Records contained in a dataset:

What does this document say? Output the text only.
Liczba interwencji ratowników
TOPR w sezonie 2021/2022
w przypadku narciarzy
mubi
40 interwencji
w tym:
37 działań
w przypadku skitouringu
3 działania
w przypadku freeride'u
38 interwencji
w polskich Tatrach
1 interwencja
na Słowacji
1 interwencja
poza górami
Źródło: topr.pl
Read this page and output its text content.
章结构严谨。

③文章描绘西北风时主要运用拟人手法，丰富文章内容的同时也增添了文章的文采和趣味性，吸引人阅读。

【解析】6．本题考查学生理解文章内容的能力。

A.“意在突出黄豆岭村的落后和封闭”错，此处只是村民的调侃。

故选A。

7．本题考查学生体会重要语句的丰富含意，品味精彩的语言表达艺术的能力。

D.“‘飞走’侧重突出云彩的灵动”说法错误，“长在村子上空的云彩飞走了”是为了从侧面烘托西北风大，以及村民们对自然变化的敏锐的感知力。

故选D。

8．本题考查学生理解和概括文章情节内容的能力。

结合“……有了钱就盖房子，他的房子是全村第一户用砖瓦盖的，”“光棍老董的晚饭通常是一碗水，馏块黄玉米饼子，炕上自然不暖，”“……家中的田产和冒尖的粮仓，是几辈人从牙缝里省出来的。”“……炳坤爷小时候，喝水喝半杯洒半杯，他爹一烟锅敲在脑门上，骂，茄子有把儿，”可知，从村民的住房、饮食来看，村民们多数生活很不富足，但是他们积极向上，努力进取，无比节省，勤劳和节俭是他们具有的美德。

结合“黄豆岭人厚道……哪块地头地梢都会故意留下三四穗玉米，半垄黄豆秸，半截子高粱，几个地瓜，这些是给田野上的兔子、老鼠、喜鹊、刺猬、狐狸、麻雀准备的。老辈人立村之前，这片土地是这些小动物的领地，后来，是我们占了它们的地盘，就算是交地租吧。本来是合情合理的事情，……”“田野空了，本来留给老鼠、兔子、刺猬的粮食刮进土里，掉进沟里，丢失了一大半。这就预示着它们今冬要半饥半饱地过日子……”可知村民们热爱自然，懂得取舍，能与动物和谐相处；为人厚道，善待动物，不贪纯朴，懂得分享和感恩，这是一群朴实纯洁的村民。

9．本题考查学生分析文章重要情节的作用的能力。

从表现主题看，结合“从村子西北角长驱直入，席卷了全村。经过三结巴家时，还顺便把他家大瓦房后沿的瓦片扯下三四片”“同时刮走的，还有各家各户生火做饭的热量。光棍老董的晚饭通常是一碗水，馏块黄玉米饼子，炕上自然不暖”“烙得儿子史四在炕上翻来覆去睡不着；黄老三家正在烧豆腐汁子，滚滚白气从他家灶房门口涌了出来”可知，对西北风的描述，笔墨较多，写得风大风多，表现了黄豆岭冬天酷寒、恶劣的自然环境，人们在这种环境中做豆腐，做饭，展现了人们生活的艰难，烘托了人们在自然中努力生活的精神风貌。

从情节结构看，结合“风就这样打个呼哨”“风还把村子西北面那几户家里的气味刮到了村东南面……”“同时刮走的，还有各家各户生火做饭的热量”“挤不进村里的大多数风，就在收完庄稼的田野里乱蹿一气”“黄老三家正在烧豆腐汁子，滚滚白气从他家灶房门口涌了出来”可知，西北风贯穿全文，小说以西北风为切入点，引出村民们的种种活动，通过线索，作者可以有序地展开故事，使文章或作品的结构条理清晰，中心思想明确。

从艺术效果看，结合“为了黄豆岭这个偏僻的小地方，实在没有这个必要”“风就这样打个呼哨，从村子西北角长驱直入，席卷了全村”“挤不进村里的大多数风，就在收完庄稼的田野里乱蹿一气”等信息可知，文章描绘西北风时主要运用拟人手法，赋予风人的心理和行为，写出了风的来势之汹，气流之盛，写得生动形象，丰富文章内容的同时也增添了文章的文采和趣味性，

> [Exercise instructions]:
Return every line above that contains the word "丰富文章内容的同时也增添了文章的文采和趣味性".

> [Solution to this task]:
③文章描绘西北风时主要运用拟人手法，丰富文章内容的同时也增添了文章的文采和趣味性，吸引人阅读。
从艺术效果看，结合“为了黄豆岭这个偏僻的小地方，实在没有这个必要”“风就这样打个呼哨，从村子西北角长驱直入，席卷了全村”“挤不进村里的大多数风，就在收完庄稼的田野里乱蹿一气”等信息可知，文章描绘西北风时主要运用拟人手法，赋予风人的心理和行为，写出了风的来势之汹，气流之盛，写得生动形象，丰富文章内容的同时也增添了文章的文采和趣味性，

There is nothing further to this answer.